*YOUR INSTRUCTIONS:*
Quote all entries in full, exactly.

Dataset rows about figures
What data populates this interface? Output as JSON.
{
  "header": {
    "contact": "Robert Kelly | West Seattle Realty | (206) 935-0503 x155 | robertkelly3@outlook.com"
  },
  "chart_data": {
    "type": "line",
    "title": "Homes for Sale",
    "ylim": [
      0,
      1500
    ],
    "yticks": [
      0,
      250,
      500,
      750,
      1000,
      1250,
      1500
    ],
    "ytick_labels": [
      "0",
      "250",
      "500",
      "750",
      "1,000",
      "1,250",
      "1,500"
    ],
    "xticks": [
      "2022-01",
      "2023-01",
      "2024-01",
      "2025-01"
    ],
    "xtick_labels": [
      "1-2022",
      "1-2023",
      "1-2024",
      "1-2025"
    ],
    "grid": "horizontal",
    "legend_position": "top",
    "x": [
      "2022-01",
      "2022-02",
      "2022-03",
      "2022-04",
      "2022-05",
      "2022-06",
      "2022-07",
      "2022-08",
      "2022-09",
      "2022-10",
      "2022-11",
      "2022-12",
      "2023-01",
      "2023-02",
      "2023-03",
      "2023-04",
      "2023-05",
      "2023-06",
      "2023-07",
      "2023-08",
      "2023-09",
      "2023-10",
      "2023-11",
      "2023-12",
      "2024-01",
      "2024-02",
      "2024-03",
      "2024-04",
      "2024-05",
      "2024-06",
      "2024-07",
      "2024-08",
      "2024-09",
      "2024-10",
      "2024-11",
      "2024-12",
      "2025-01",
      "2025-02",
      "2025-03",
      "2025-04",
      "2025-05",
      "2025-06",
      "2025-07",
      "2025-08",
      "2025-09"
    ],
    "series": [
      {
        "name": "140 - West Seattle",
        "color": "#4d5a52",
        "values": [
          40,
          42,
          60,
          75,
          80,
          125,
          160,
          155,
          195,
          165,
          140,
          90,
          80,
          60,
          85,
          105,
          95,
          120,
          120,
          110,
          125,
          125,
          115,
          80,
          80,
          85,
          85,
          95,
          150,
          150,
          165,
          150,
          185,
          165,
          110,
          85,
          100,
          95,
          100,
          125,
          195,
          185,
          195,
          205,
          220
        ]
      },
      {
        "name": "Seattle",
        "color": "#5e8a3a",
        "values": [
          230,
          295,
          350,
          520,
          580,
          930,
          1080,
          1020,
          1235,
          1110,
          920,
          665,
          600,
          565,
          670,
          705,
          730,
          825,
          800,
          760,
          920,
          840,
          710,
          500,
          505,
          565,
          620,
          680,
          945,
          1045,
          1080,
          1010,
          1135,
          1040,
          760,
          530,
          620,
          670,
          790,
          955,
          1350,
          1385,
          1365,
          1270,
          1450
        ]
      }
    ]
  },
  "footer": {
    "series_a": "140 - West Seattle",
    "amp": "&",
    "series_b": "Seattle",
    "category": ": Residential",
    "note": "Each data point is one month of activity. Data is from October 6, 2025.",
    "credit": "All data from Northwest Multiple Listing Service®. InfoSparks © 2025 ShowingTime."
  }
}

*EXERCISE ANSWER:*
What data populates this interface? Output as JSON.
{
  "header": {
    "contact": "Robert Kelly | West Seattle Realty | (206) 935-0503 x155 | robertkelly3@outlook.com"
  },
  "chart_data": {
    "type": "line",
    "title": "Homes for Sale",
    "ylim": [
      0,
      1500
    ],
    "yticks": [
      0,
      250,
      500,
      750,
      1000,
      1250,
      1500
    ],
    "ytick_labels": [
      "0",
      "250",
      "500",
      "750",
      "1,000",
      "1,250",
      "1,500"
    ],
    "xticks": [
      "2022-01",
      "2023-01",
      "2024-01",
      "2025-01"
    ],
    "xtick_labels": [
      "1-2022",
      "1-2023",
      "1-2024",
      "1-2025"
    ],
    "grid": "horizontal",
    "legend_position": "top",
    "x": [
      "2022-01",
      "2022-02",
      "2022-03",
      "2022-04",
      "2022-05",
      "2022-06",
      "2022-07",
      "2022-08",
      "2022-09",
      "2022-10",
      "2022-11",
      "2022-12",
      "2023-01",
      "2023-02",
      "2023-03",
      "2023-04",
      "2023-05",
      "2023-06",
      "2023-07",
      "2023-08",
      "2023-09",
      "2023-10",
      "2023-11",
      "2023-12",
      "2024-01",
      "2024-02",
      "2024-03",
      "2024-04",
      "2024-05",
      "2024-06",
      "2024-07",
      "2024-08",
      "2024-09",
      "2024-10",
      "2024-11",
      "2024-12",
      "2025-01",
      "2025-02",
      "2025-03",
      "2025-04",
      "2025-05",
      "2025-06",
      "2025-07",
      "2025-08",
      "2025-09"
    ],
    "series": [
      {
        "name": "140 - West Seattle",
        "color": "#4d5a52",
        "values": [
          40,
          42,
          60,
          75,
          80,
          125,
          160,
          155,
          195,
          165,
          140,
          90,
          80,
          60,
          85,
          105,
          95,
          120,
          120,
          110,
          125,
          125,
          115,
          80,
          80,
          85,
          85,
          95,
          150,
          150,
          165,
          150,
          185,
          165,
          110,
          85,
          100,
          95,
          100,
          125,
          195,
          185,
          195,
          205,
          220
        ]
      },
      {
        "name": "Seattle",
        "color": "#5e8a3a",
        "values": [
          230,
          295,
          350,
          520,
          580,
          930,
          1080,
          1020,
          1235,
          1110,
          920,
          665,
          600,
          565,
          670,
          705,
          730,
          825,
          800,
          760,
          920,
          840,
          710,
          500,
          505,
          565,
          620,
          680,
          945,
          1045,
          1080,
          1010,
          1135,
          1040,
          760,
          530,
          620,
          670,
          790,
          955,
          1350,
          1385,
          1365,
          1270,
          1450
        ]
      }
    ]
  },
  "footer": {
    "series_a": "140 - West Seattle",
    "amp": "&",
    "series_b": "Seattle",
    "category": ": Residential",
    "note": "Each data point is one month of activity. Data is from October 6, 2025.",
    "credit": "All data from Northwest Multiple Listing Service®. InfoSparks © 2025 ShowingTime."
  }
}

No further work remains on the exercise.